## THE EXERCISE
Your task is to print every entry below exactly as given.

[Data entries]
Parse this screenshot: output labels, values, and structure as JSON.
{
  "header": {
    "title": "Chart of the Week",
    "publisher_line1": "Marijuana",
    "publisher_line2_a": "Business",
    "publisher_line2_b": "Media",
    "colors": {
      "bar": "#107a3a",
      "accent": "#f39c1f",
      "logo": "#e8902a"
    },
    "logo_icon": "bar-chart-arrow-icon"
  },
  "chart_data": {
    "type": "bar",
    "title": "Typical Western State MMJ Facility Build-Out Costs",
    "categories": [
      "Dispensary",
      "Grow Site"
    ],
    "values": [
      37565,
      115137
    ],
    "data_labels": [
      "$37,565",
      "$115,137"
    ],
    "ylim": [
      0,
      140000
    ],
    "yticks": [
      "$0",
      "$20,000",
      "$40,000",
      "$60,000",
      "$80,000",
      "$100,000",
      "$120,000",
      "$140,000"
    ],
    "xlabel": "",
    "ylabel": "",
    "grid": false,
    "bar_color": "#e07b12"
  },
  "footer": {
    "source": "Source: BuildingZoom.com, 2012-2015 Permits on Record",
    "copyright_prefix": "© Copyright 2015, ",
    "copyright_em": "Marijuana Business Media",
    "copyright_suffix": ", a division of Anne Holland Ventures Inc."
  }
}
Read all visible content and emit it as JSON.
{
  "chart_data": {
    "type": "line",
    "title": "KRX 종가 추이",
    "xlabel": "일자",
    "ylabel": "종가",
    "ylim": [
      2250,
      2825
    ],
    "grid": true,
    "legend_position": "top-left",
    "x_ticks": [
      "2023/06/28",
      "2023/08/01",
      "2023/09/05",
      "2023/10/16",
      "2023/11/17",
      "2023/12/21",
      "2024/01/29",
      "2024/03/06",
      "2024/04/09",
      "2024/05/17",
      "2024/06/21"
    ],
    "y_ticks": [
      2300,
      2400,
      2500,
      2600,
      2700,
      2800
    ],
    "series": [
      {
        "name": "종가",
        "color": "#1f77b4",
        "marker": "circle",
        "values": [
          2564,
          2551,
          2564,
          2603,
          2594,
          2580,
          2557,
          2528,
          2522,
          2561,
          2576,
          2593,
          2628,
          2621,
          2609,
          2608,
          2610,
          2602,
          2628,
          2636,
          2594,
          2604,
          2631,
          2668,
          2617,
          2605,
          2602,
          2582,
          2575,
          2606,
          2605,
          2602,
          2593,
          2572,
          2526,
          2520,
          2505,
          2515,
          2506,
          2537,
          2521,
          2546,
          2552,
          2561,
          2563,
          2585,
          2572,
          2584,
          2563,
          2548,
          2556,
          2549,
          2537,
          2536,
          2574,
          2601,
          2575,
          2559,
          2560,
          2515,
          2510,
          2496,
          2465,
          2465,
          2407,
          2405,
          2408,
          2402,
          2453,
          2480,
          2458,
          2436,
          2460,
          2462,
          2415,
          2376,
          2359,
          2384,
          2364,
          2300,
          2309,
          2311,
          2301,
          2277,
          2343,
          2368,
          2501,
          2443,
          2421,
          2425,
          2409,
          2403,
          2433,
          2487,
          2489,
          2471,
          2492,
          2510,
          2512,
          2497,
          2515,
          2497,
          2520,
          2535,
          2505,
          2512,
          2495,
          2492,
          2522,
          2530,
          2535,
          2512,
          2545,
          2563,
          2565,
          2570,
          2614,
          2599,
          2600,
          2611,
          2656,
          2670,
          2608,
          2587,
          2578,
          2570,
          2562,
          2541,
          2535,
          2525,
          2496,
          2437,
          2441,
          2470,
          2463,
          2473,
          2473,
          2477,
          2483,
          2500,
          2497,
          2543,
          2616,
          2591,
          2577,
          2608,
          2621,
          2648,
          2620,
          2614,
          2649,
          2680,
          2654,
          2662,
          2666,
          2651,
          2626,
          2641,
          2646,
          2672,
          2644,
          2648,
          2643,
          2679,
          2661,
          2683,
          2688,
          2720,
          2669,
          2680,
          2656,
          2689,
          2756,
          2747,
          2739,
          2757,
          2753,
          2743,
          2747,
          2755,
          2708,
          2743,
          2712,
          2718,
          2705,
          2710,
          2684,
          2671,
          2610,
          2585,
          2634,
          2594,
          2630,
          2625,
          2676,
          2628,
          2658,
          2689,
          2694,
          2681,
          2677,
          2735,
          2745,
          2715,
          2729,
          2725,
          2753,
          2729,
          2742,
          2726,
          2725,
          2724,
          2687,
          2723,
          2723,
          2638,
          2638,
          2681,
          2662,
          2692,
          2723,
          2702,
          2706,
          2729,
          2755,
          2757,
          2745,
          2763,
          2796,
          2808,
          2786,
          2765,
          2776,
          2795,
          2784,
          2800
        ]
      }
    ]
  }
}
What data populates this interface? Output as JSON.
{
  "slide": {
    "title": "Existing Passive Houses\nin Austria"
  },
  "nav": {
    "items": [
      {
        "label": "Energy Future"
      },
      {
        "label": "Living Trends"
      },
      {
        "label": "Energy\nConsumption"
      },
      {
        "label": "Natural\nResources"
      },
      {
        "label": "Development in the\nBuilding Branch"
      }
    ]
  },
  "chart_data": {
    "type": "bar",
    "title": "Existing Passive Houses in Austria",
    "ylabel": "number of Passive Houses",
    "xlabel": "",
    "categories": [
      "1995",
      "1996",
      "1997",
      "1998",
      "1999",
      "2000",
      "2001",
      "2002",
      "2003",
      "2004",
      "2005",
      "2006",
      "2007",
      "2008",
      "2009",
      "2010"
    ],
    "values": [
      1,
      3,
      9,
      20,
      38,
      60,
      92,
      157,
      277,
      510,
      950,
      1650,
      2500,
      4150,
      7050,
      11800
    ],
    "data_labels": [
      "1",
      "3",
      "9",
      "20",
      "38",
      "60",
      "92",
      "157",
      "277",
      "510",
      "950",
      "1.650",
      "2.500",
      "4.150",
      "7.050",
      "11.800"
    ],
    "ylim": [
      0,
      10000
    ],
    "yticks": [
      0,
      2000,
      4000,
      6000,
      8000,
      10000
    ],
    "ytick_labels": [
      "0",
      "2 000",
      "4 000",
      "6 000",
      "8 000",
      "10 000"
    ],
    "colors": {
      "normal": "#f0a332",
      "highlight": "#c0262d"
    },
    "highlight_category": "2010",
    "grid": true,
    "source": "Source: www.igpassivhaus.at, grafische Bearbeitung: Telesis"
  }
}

## TASK ANSWER
Parse this screenshot: output labels, values, and structure as JSON.
{
  "header": {
    "title": "Chart of the Week",
    "publisher_line1": "Marijuana",
    "publisher_line2_a": "Business",
    "publisher_line2_b": "Media",
    "colors": {
      "bar": "#107a3a",
      "accent": "#f39c1f",
      "logo": "#e8902a"
    },
    "logo_icon": "bar-chart-arrow-icon"
  },
  "chart_data": {
    "type": "bar",
    "title": "Typical Western State MMJ Facility Build-Out Costs",
    "categories": [
      "Dispensary",
      "Grow Site"
    ],
    "values": [
      37565,
      115137
    ],
    "data_labels": [
      "$37,565",
      "$115,137"
    ],
    "ylim": [
      0,
      140000
    ],
    "yticks": [
      "$0",
      "$20,000",
      "$40,000",
      "$60,000",
      "$80,000",
      "$100,000",
      "$120,000",
      "$140,000"
    ],
    "xlabel": "",
    "ylabel": "",
    "grid": false,
    "bar_color": "#e07b12"
  },
  "footer": {
    "source": "Source: BuildingZoom.com, 2012-2015 Permits on Record",
    "copyright_prefix": "© Copyright 2015, ",
    "copyright_em": "Marijuana Business Media",
    "copyright_suffix": ", a division of Anne Holland Ventures Inc."
  }
}
Read all visible content and emit it as JSON.
{
  "chart_data": {
    "type": "line",
    "title": "KRX 종가 추이",
    "xlabel": "일자",
    "ylabel": "종가",
    "ylim": [
      2250,
      2825
    ],
    "grid": true,
    "legend_position": "top-left",
    "x_ticks": [
      "2023/06/28",
      "2023/08/01",
      "2023/09/05",
      "2023/10/16",
      "2023/11/17",
      "2023/12/21",
      "2024/01/29",
      "2024/03/06",
      "2024/04/09",
      "2024/05/17",
      "2024/06/21"
    ],
    "y_ticks": [
      2300,
      2400,
      2500,
      2600,
      2700,
      2800
    ],
    "series": [
      {
        "name": "종가",
        "color": "#1f77b4",
        "marker": "circle",
        "values": [
          2564,
          2551,
          2564,
          2603,
          2594,
          2580,
          2557,
          2528,
          2522,
          2561,
          2576,
          2593,
          2628,
          2621,
          2609,
          2608,
          2610,
          2602,
          2628,
          2636,
          2594,
          2604,
          2631,
          2668,
          2617,
          2605,
          2602,
          2582,
          2575,
          2606,
          2605,
          2602,
          2593,
          2572,
          2526,
          2520,
          2505,
          2515,
          2506,
          2537,
          2521,
          2546,
          2552,
          2561,
          2563,
          2585,
          2572,
          2584,
          2563,
          2548,
          2556,
          2549,
          2537,
          2536,
          2574,
          2601,
          2575,
          2559,
          2560,
          2515,
          2510,
          2496,
          2465,
          2465,
          2407,
          2405,
          2408,
          2402,
          2453,
          2480,
          2458,
          2436,
          2460,
          2462,
          2415,
          2376,
          2359,
          2384,
          2364,
          2300,
          2309,
          2311,
          2301,
          2277,
          2343,
          2368,
          2501,
          2443,
          2421,
          2425,
          2409,
          2403,
          2433,
          2487,
          2489,
          2471,
          2492,
          2510,
          2512,
          2497,
          2515,
          2497,
          2520,
          2535,
          2505,
          2512,
          2495,
          2492,
          2522,
          2530,
          2535,
          2512,
          2545,
          2563,
          2565,
          2570,
          2614,
          2599,
          2600,
          2611,
          2656,
          2670,
          2608,
          2587,
          2578,
          2570,
          2562,
          2541,
          2535,
          2525,
          2496,
          2437,
          2441,
          2470,
          2463,
          2473,
          2473,
          2477,
          2483,
          2500,
          2497,
          2543,
          2616,
          2591,
          2577,
          2608,
          2621,
          2648,
          2620,
          2614,
          2649,
          2680,
          2654,
          2662,
          2666,
          2651,
          2626,
          2641,
          2646,
          2672,
          2644,
          2648,
          2643,
          2679,
          2661,
          2683,
          2688,
          2720,
          2669,
          2680,
          2656,
          2689,
          2756,
          2747,
          2739,
          2757,
          2753,
          2743,
          2747,
          2755,
          2708,
          2743,
          2712,
          2718,
          2705,
          2710,
          2684,
          2671,
          2610,
          2585,
          2634,
          2594,
          2630,
          2625,
          2676,
          2628,
          2658,
          2689,
          2694,
          2681,
          2677,
          2735,
          2745,
          2715,
          2729,
          2725,
          2753,
          2729,
          2742,
          2726,
          2725,
          2724,
          2687,
          2723,
          2723,
          2638,
          2638,
          2681,
          2662,
          2692,
          2723,
          2702,
          2706,
          2729,
          2755,
          2757,
          2745,
          2763,
          2796,
          2808,
          2786,
          2765,
          2776,
          2795,
          2784,
          2800
        ]
      }
    ]
  }
}
What data populates this interface? Output as JSON.
{
  "slide": {
    "title": "Existing Passive Houses\nin Austria"
  },
  "nav": {
    "items": [
      {
        "label": "Energy Future"
      },
      {
        "label": "Living Trends"
      },
      {
        "label": "Energy\nConsumption"
      },
      {
        "label": "Natural\nResources"
      },
      {
        "label": "Development in the\nBuilding Branch"
      }
    ]
  },
  "chart_data": {
    "type": "bar",
    "title": "Existing Passive Houses in Austria",
    "ylabel": "number of Passive Houses",
    "xlabel": "",
    "categories": [
      "1995",
      "1996",
      "1997",
      "1998",
      "1999",
      "2000",
      "2001",
      "2002",
      "2003",
      "2004",
      "2005",
      "2006",
      "2007",
      "2008",
      "2009",
      "2010"
    ],
    "values": [
      1,
      3,
      9,
      20,
      38,
      60,
      92,
      157,
      277,
      510,
      950,
      1650,
      2500,
      4150,
      7050,
      11800
    ],
    "data_labels": [
      "1",
      "3",
      "9",
      "20",
      "38",
      "60",
      "92",
      "157",
      "277",
      "510",
      "950",
      "1.650",
      "2.500",
      "4.150",
      "7.050",
      "11.800"
    ],
    "ylim": [
      0,
      10000
    ],
    "yticks": [
      0,
      2000,
      4000,
      6000,
      8000,
      10000
    ],
    "ytick_labels": [
      "0",
      "2 000",
      "4 000",
      "6 000",
      "8 000",
      "10 000"
    ],
    "colors": {
      "normal": "#f0a332",
      "highlight": "#c0262d"
    },
    "highlight_category": "2010",
    "grid": true,
    "source": "Source: www.igpassivhaus.at, grafische Bearbeitung: Telesis"
  }
}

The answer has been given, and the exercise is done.